» **WRITTEN PROBLEM**: Pick out the lines containing "assigned".

==*==

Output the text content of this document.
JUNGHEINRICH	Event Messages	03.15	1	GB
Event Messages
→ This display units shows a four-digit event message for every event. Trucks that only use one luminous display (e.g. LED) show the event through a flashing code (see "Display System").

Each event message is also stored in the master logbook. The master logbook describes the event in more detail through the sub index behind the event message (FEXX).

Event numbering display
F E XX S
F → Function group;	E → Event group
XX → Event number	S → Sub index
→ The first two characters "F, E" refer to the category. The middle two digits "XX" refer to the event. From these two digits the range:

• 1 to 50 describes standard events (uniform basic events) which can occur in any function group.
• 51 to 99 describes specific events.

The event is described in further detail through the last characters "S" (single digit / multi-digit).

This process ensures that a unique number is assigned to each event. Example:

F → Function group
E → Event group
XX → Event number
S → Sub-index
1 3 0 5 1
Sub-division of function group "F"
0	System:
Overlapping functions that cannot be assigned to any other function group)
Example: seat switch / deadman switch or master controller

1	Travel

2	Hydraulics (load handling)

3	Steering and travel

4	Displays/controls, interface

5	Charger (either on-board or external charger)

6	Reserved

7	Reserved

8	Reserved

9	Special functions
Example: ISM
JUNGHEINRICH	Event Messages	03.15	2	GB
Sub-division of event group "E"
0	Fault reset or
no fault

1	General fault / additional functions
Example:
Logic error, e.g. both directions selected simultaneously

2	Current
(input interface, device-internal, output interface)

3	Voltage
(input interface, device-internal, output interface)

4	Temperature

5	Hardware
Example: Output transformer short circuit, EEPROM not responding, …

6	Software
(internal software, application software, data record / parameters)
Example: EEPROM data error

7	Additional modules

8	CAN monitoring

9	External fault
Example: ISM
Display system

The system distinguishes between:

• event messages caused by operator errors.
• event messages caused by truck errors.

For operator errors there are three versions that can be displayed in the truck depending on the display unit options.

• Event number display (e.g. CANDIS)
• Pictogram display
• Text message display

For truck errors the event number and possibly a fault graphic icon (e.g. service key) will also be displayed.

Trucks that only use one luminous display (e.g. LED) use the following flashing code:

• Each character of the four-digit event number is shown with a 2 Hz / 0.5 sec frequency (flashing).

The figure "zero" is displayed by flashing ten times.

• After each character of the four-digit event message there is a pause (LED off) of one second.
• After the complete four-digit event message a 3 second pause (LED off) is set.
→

==*==

» **SOLUTION FOR THIS TASK**:
This process ensures that a unique number is assigned to each event. Example:
Overlapping functions that cannot be assigned to any other function group)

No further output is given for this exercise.